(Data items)
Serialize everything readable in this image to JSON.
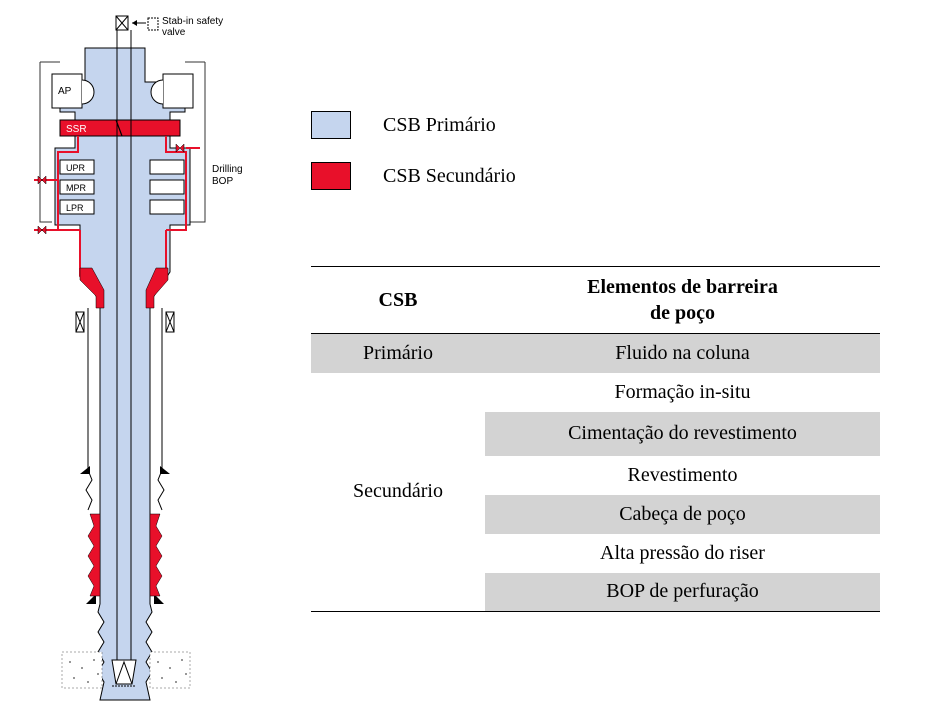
{
  "diagram": {
    "labels": {
      "stab_in_valve": [
        "Stab-in safety",
        "valve"
      ],
      "ap": "AP",
      "ssr": "SSR",
      "upr": "UPR",
      "mpr": "MPR",
      "lpr": "LPR",
      "drilling_bop": [
        "Drilling",
        "BOP"
      ]
    },
    "colors": {
      "primary_fill": "#c5d5ee",
      "secondary_fill": "#e8102a",
      "outline": "#000000",
      "table_shade": "#d3d3d3"
    }
  },
  "legend": [
    {
      "label": "CSB Primário",
      "color": "#c5d5ee"
    },
    {
      "label": "CSB Secundário",
      "color": "#e8102a"
    }
  ],
  "table": {
    "headers": {
      "col1": "CSB",
      "col2_line1": "Elementos de barreira",
      "col2_line2": "de poço"
    },
    "primary": {
      "group": "Primário",
      "elements": [
        "Fluido na coluna"
      ]
    },
    "secondary": {
      "group": "Secundário",
      "elements": [
        "Formação in-situ",
        "Cimentação do revestimento",
        "Revestimento",
        "Cabeça de poço",
        "Alta pressão do riser",
        "BOP de perfuração"
      ]
    }
  }
}
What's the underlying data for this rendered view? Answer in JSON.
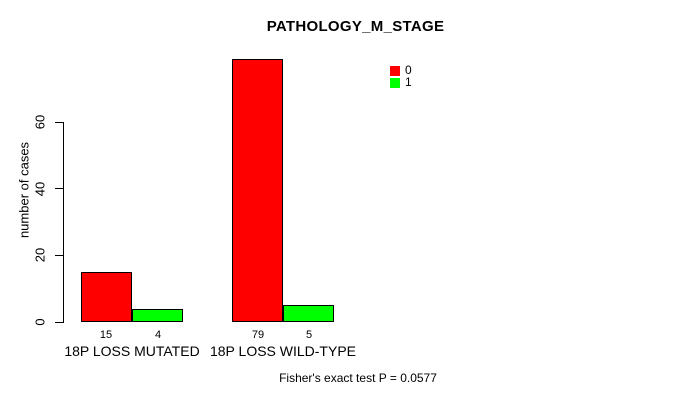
{
  "chart_data": {
    "type": "bar",
    "title": "PATHOLOGY_M_STAGE",
    "categories": [
      "18P LOSS MUTATED",
      "18P LOSS WILD-TYPE"
    ],
    "series": [
      {
        "name": "0",
        "color": "#FF0000",
        "values": [
          15,
          79
        ]
      },
      {
        "name": "1",
        "color": "#00FF00",
        "values": [
          4,
          5
        ]
      }
    ],
    "ylabel": "number of cases",
    "xlabel": "",
    "ylim": [
      0,
      80
    ],
    "yticks": [
      0,
      20,
      40,
      60
    ],
    "grid": false,
    "legend_position": "top-right",
    "bar_border_color": "#000000",
    "axis_color": "#000000",
    "background_color": "#FFFFFF",
    "annotation": "Fisher's exact test P = 0.0577"
  }
}
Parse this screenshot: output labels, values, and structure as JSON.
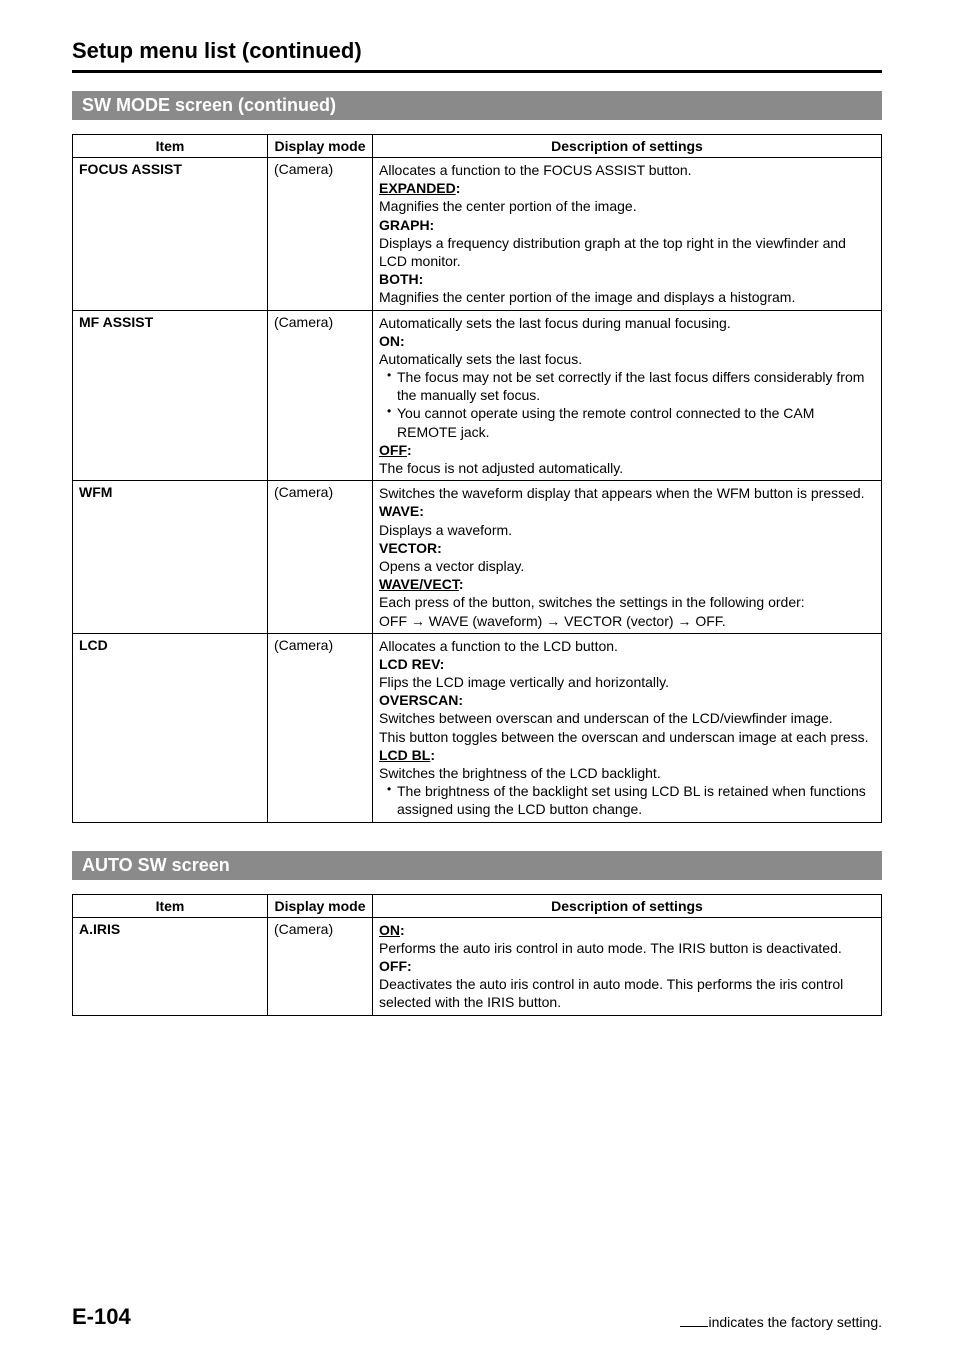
{
  "page": {
    "title": "Setup menu list (continued)",
    "number": "E-104",
    "factory_note_prefix": "",
    "factory_note_text": "indicates the factory setting."
  },
  "sections": [
    {
      "bar": "SW MODE screen (continued)"
    },
    {
      "bar": "AUTO SW screen"
    }
  ],
  "headers": {
    "item": "Item",
    "mode": "Display mode",
    "desc": "Description of settings"
  },
  "sw_mode_rows": [
    {
      "item": "FOCUS ASSIST",
      "mode": "(Camera)",
      "desc": {
        "intro": "Allocates a function to the FOCUS ASSIST button.",
        "opts": [
          {
            "head": "EXPANDED:",
            "underline": true,
            "text": "Magnifies the center portion of the image."
          },
          {
            "head": "GRAPH:",
            "text": "Displays a frequency distribution graph at the top right in the viewfinder and LCD monitor."
          },
          {
            "head": "BOTH:",
            "text": "Magnifies the center portion of the image and displays a histogram."
          }
        ]
      }
    },
    {
      "item": "MF ASSIST",
      "mode": "(Camera)",
      "desc": {
        "intro": "Automatically sets the last focus during manual focusing.",
        "opts": [
          {
            "head": "ON:",
            "text": "Automatically sets the last focus.",
            "bullets": [
              "The focus may not be set correctly if the last focus differs considerably from the manually set focus.",
              "You cannot operate using the remote control connected to the CAM REMOTE jack."
            ]
          },
          {
            "head": "OFF:",
            "underline": true,
            "text": "The focus is not adjusted automatically."
          }
        ]
      }
    },
    {
      "item": "WFM",
      "mode": "(Camera)",
      "desc": {
        "intro": "Switches the waveform display that appears when the WFM button is pressed.",
        "opts": [
          {
            "head": "WAVE:",
            "text": "Displays a waveform."
          },
          {
            "head": "VECTOR:",
            "text": "Opens a vector display."
          },
          {
            "head": "WAVE/VECT:",
            "underline": true,
            "text": "Each press of the button, switches the settings in the following order:\nOFF → WAVE (waveform) → VECTOR (vector) → OFF."
          }
        ]
      }
    },
    {
      "item": "LCD",
      "mode": "(Camera)",
      "desc": {
        "intro": "Allocates a function to the LCD button.",
        "opts": [
          {
            "head": "LCD REV:",
            "text": "Flips the LCD image vertically and horizontally."
          },
          {
            "head": "OVERSCAN:",
            "text": "Switches between overscan and underscan of the LCD/viewfinder image.\nThis button toggles between the overscan and underscan image at each press."
          },
          {
            "head": "LCD BL:",
            "underline": true,
            "text": "Switches the brightness of the LCD backlight.",
            "bullets": [
              "The brightness of the backlight set using LCD BL is retained when functions assigned using the LCD button change."
            ]
          }
        ]
      }
    }
  ],
  "auto_sw_rows": [
    {
      "item": "A.IRIS",
      "mode": "(Camera)",
      "desc": {
        "opts": [
          {
            "head": "ON:",
            "underline": true,
            "text": "Performs the auto iris control in auto mode. The IRIS button is deactivated."
          },
          {
            "head": "OFF:",
            "text": "Deactivates the auto iris control in auto mode. This performs the iris control selected with the IRIS button."
          }
        ]
      }
    }
  ]
}
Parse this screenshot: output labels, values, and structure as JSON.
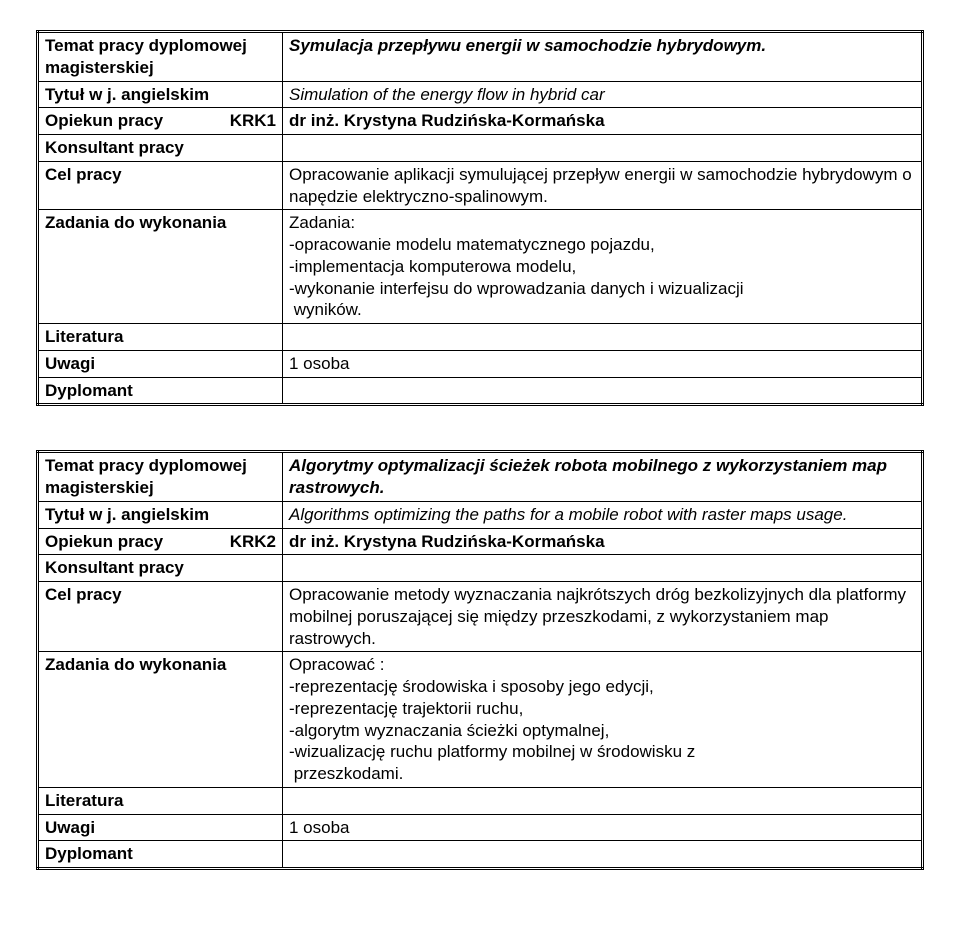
{
  "tables": [
    {
      "rows": [
        {
          "label_html": "<span class='b'>Temat pracy dyplomowej magisterskiej</span>",
          "value_html": "<span class='bi'>Symulacja przepływu energii w samochodzie hybrydowym.</span>"
        },
        {
          "label_html": "<span class='b'>Tytuł w j. angielskim</span>",
          "value_html": "<span class='i'>Simulation of the energy flow in hybrid car</span>"
        },
        {
          "label_html": "<span class='sub-split'><span class='b'>Opiekun pracy</span><span class='b'>KRK1</span></span>",
          "value_html": "<span class='b'>dr inż. Krystyna Rudzińska-Kormańska</span>"
        },
        {
          "label_html": "<span class='b'>Konsultant pracy</span>",
          "value_html": ""
        },
        {
          "label_html": "<span class='b'>Cel pracy</span>",
          "value_html": "Opracowanie aplikacji symulującej przepływ energii w samochodzie hybrydowym o napędzie elektryczno-spalinowym."
        },
        {
          "label_html": "<span class='b'>Zadania do wykonania</span>",
          "value_html": "Zadania:<br>-opracowanie modelu matematycznego pojazdu,<br>-implementacja komputerowa modelu,<br>-wykonanie interfejsu do wprowadzania danych i wizualizacji<br>&nbsp;wyników."
        },
        {
          "label_html": "<span class='b'>Literatura</span>",
          "value_html": ""
        },
        {
          "label_html": "<span class='b'>Uwagi</span>",
          "value_html": "1 osoba"
        },
        {
          "label_html": "<span class='b'>Dyplomant</span>",
          "value_html": ""
        }
      ]
    },
    {
      "rows": [
        {
          "label_html": "<span class='b'>Temat pracy dyplomowej magisterskiej</span>",
          "value_html": "<span class='bi'>Algorytmy optymalizacji ścieżek robota mobilnego z wykorzystaniem map rastrowych.</span>"
        },
        {
          "label_html": "<span class='b'>Tytuł w j. angielskim</span>",
          "value_html": "<span class='i'>Algorithms optimizing the paths for a mobile robot with raster maps usage.</span>"
        },
        {
          "label_html": "<span class='sub-split'><span class='b'>Opiekun pracy</span><span class='b'>KRK2</span></span>",
          "value_html": "<span class='b'>dr inż. Krystyna Rudzińska-Kormańska</span>"
        },
        {
          "label_html": "<span class='b'>Konsultant pracy</span>",
          "value_html": ""
        },
        {
          "label_html": "<span class='b'>Cel pracy</span>",
          "value_html": "Opracowanie metody wyznaczania najkrótszych dróg bezkolizyjnych dla platformy mobilnej poruszającej się między przeszkodami, z wykorzystaniem map rastrowych."
        },
        {
          "label_html": "<span class='b'>Zadania do wykonania</span>",
          "value_html": "Opracować :<br>-reprezentację środowiska i sposoby jego edycji,<br>-reprezentację trajektorii ruchu,<br>-algorytm wyznaczania ścieżki optymalnej,<br>-wizualizację ruchu platformy mobilnej w środowisku z<br>&nbsp;przeszkodami."
        },
        {
          "label_html": "<span class='b'>Literatura</span>",
          "value_html": ""
        },
        {
          "label_html": "<span class='b'>Uwagi</span>",
          "value_html": "1 osoba"
        },
        {
          "label_html": "<span class='b'>Dyplomant</span>",
          "value_html": ""
        }
      ]
    }
  ]
}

## EXERCISE
Report the number of lines above containing the word "samochodzie", with no other text.

## CORRECT RESULT
2